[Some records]
***
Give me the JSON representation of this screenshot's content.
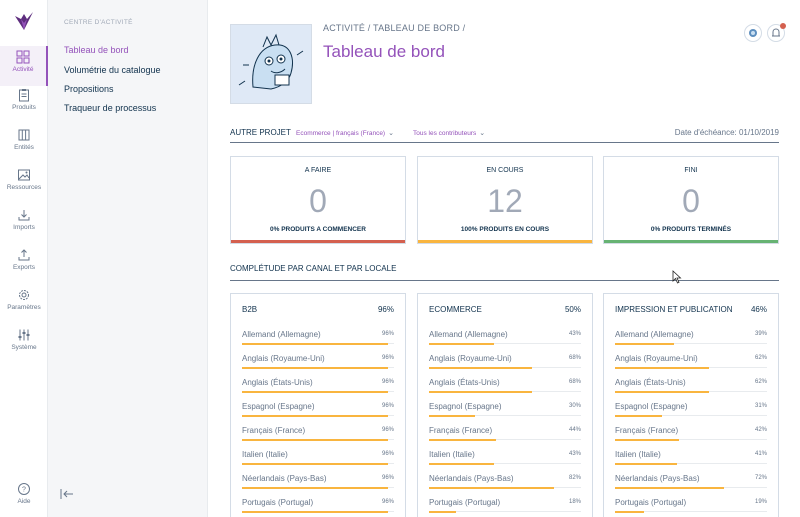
{
  "nav": {
    "items": [
      {
        "label": "Activité",
        "icon": "grid-icon"
      },
      {
        "label": "Produits",
        "icon": "clipboard-icon"
      },
      {
        "label": "Entités",
        "icon": "columns-icon"
      },
      {
        "label": "Ressources",
        "icon": "image-icon"
      },
      {
        "label": "Imports",
        "icon": "import-icon"
      },
      {
        "label": "Exports",
        "icon": "export-icon"
      },
      {
        "label": "Paramètres",
        "icon": "gear-icon"
      },
      {
        "label": "Système",
        "icon": "sliders-icon"
      }
    ],
    "help": "Aide"
  },
  "subnav": {
    "title": "CENTRE D'ACTIVITÉ",
    "links": [
      "Tableau de bord",
      "Volumétrie du catalogue",
      "Propositions",
      "Traqueur de processus"
    ]
  },
  "header": {
    "breadcrumb": "ACTIVITÉ / TABLEAU DE BORD /",
    "title": "Tableau de bord"
  },
  "filters": {
    "label": "AUTRE PROJET",
    "scope": "Ecommerce | français (France)",
    "contributors": "Tous les contributeurs",
    "due_date": "Date d'échéance: 01/10/2019"
  },
  "status_cards": [
    {
      "title": "A FAIRE",
      "count": "0",
      "caption": "0% PRODUITS A COMMENCER",
      "color": "#d4604f"
    },
    {
      "title": "EN COURS",
      "count": "12",
      "caption": "100% PRODUITS EN COURS",
      "color": "#f9b53f"
    },
    {
      "title": "FINI",
      "count": "0",
      "caption": "0% PRODUITS TERMINÉS",
      "color": "#67b373"
    }
  ],
  "completeness": {
    "title": "COMPLÉTUDE PAR CANAL ET PAR LOCALE",
    "channels": [
      {
        "name": "B2B",
        "percent": "96%",
        "locales": [
          {
            "name": "Allemand (Allemagne)",
            "value": "96%",
            "ratio": 0.96
          },
          {
            "name": "Anglais (Royaume-Uni)",
            "value": "96%",
            "ratio": 0.96
          },
          {
            "name": "Anglais (États-Unis)",
            "value": "96%",
            "ratio": 0.96
          },
          {
            "name": "Espagnol (Espagne)",
            "value": "96%",
            "ratio": 0.96
          },
          {
            "name": "Français (France)",
            "value": "96%",
            "ratio": 0.96
          },
          {
            "name": "Italien (Italie)",
            "value": "96%",
            "ratio": 0.96
          },
          {
            "name": "Néerlandais (Pays-Bas)",
            "value": "96%",
            "ratio": 0.96
          },
          {
            "name": "Portugais (Portugal)",
            "value": "96%",
            "ratio": 0.96
          }
        ]
      },
      {
        "name": "ECOMMERCE",
        "percent": "50%",
        "locales": [
          {
            "name": "Allemand (Allemagne)",
            "value": "43%",
            "ratio": 0.43
          },
          {
            "name": "Anglais (Royaume-Uni)",
            "value": "68%",
            "ratio": 0.68
          },
          {
            "name": "Anglais (États-Unis)",
            "value": "68%",
            "ratio": 0.68
          },
          {
            "name": "Espagnol (Espagne)",
            "value": "30%",
            "ratio": 0.3
          },
          {
            "name": "Français (France)",
            "value": "44%",
            "ratio": 0.44
          },
          {
            "name": "Italien (Italie)",
            "value": "43%",
            "ratio": 0.43
          },
          {
            "name": "Néerlandais (Pays-Bas)",
            "value": "82%",
            "ratio": 0.82
          },
          {
            "name": "Portugais (Portugal)",
            "value": "18%",
            "ratio": 0.18
          }
        ]
      },
      {
        "name": "IMPRESSION ET PUBLICATION",
        "percent": "46%",
        "locales": [
          {
            "name": "Allemand (Allemagne)",
            "value": "39%",
            "ratio": 0.39
          },
          {
            "name": "Anglais (Royaume-Uni)",
            "value": "62%",
            "ratio": 0.62
          },
          {
            "name": "Anglais (États-Unis)",
            "value": "62%",
            "ratio": 0.62
          },
          {
            "name": "Espagnol (Espagne)",
            "value": "31%",
            "ratio": 0.31
          },
          {
            "name": "Français (France)",
            "value": "42%",
            "ratio": 0.42
          },
          {
            "name": "Italien (Italie)",
            "value": "41%",
            "ratio": 0.41
          },
          {
            "name": "Néerlandais (Pays-Bas)",
            "value": "72%",
            "ratio": 0.72
          },
          {
            "name": "Portugais (Portugal)",
            "value": "19%",
            "ratio": 0.19
          }
        ]
      }
    ]
  },
  "colors": {
    "accent": "#9452ba",
    "progress": "#f9b53f"
  }
}
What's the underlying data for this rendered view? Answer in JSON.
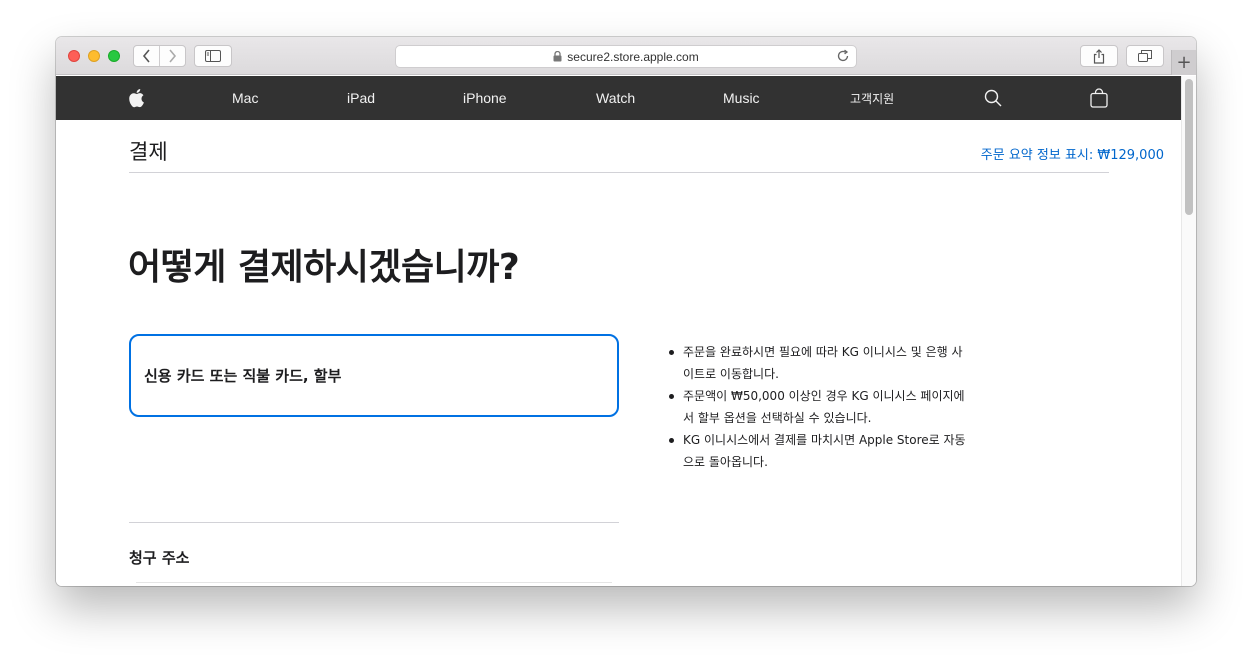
{
  "browser": {
    "url": "secure2.store.apple.com"
  },
  "nav": {
    "items": [
      {
        "label": "Mac"
      },
      {
        "label": "iPad"
      },
      {
        "label": "iPhone"
      },
      {
        "label": "Watch"
      },
      {
        "label": "Music"
      },
      {
        "label": "고객지원"
      }
    ],
    "icons": [
      "apple-logo-icon",
      "search-icon",
      "shopping-bag-icon"
    ]
  },
  "checkout": {
    "title": "결제",
    "summary_link": "주문 요약 정보 표시: ₩129,000",
    "headline": "어떻게 결제하시겠습니까?",
    "payment_option": "신용 카드 또는 직불 카드, 할부",
    "info": [
      "주문을 완료하시면 필요에 따라 KG 이니시스 및 은행 사이트로 이동합니다.",
      "주문액이 ₩50,000 이상인 경우 KG 이니시스 페이지에서 할부 옵션을 선택하실 수 있습니다.",
      "KG 이니시스에서 결제를 마치시면 Apple Store로 자동으로 돌아옵니다."
    ],
    "billing_title": "청구 주소"
  },
  "colors": {
    "nav_bg": "#323232",
    "link": "#0066cc",
    "accent_border": "#0071e3"
  }
}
***
SHORT TASK
Output the line containing "What's the underlying" and each line after it, through the end of the material, exactly as given. No pictures belong in the output.

TASK RESULT
What's the underlying data for this rendered view? Answer in JSON.
{
  "browser": {
    "url": "secure2.store.apple.com"
  },
  "nav": {
    "items": [
      {
        "label": "Mac"
      },
      {
        "label": "iPad"
      },
      {
        "label": "iPhone"
      },
      {
        "label": "Watch"
      },
      {
        "label": "Music"
      },
      {
        "label": "고객지원"
      }
    ],
    "icons": [
      "apple-logo-icon",
      "search-icon",
      "shopping-bag-icon"
    ]
  },
  "checkout": {
    "title": "결제",
    "summary_link": "주문 요약 정보 표시: ₩129,000",
    "headline": "어떻게 결제하시겠습니까?",
    "payment_option": "신용 카드 또는 직불 카드, 할부",
    "info": [
      "주문을 완료하시면 필요에 따라 KG 이니시스 및 은행 사이트로 이동합니다.",
      "주문액이 ₩50,000 이상인 경우 KG 이니시스 페이지에서 할부 옵션을 선택하실 수 있습니다.",
      "KG 이니시스에서 결제를 마치시면 Apple Store로 자동으로 돌아옵니다."
    ],
    "billing_title": "청구 주소"
  },
  "colors": {
    "nav_bg": "#323232",
    "link": "#0066cc",
    "accent_border": "#0071e3"
  }
}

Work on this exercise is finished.